*** Data for the task

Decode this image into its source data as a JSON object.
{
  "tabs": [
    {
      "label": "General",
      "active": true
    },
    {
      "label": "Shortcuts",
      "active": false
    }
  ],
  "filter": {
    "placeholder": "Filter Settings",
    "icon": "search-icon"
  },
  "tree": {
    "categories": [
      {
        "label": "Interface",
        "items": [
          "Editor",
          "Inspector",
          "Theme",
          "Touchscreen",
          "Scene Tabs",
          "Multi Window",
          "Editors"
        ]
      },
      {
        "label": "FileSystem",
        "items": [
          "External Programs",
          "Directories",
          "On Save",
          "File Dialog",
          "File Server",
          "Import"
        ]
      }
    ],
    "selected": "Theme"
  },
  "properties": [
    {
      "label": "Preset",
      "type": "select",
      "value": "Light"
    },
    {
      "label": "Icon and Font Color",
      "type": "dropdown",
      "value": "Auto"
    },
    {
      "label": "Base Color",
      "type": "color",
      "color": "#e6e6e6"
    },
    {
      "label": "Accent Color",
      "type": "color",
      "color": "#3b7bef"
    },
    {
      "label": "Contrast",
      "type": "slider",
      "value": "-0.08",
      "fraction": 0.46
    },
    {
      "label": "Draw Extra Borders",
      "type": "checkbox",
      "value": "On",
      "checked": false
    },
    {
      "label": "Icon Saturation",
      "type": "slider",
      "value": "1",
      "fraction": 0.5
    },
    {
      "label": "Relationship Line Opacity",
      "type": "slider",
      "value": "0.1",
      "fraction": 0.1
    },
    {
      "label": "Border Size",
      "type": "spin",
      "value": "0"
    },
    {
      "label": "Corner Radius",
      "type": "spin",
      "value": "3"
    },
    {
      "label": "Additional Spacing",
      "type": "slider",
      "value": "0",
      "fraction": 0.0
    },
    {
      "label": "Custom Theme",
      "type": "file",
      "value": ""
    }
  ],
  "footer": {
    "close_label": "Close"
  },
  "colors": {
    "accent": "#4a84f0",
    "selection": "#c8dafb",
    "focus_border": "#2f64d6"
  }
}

******

Reproduce every entry shown above, precisely as it stands.

- Answer for this exercise
Decode this image into its source data as a JSON object.
{
  "tabs": [
    {
      "label": "General",
      "active": true
    },
    {
      "label": "Shortcuts",
      "active": false
    }
  ],
  "filter": {
    "placeholder": "Filter Settings",
    "icon": "search-icon"
  },
  "tree": {
    "categories": [
      {
        "label": "Interface",
        "items": [
          "Editor",
          "Inspector",
          "Theme",
          "Touchscreen",
          "Scene Tabs",
          "Multi Window",
          "Editors"
        ]
      },
      {
        "label": "FileSystem",
        "items": [
          "External Programs",
          "Directories",
          "On Save",
          "File Dialog",
          "File Server",
          "Import"
        ]
      }
    ],
    "selected": "Theme"
  },
  "properties": [
    {
      "label": "Preset",
      "type": "select",
      "value": "Light"
    },
    {
      "label": "Icon and Font Color",
      "type": "dropdown",
      "value": "Auto"
    },
    {
      "label": "Base Color",
      "type": "color",
      "color": "#e6e6e6"
    },
    {
      "label": "Accent Color",
      "type": "color",
      "color": "#3b7bef"
    },
    {
      "label": "Contrast",
      "type": "slider",
      "value": "-0.08",
      "fraction": 0.46
    },
    {
      "label": "Draw Extra Borders",
      "type": "checkbox",
      "value": "On",
      "checked": false
    },
    {
      "label": "Icon Saturation",
      "type": "slider",
      "value": "1",
      "fraction": 0.5
    },
    {
      "label": "Relationship Line Opacity",
      "type": "slider",
      "value": "0.1",
      "fraction": 0.1
    },
    {
      "label": "Border Size",
      "type": "spin",
      "value": "0"
    },
    {
      "label": "Corner Radius",
      "type": "spin",
      "value": "3"
    },
    {
      "label": "Additional Spacing",
      "type": "slider",
      "value": "0",
      "fraction": 0.0
    },
    {
      "label": "Custom Theme",
      "type": "file",
      "value": ""
    }
  ],
  "footer": {
    "close_label": "Close"
  },
  "colors": {
    "accent": "#4a84f0",
    "selection": "#c8dafb",
    "focus_border": "#2f64d6"
  }
}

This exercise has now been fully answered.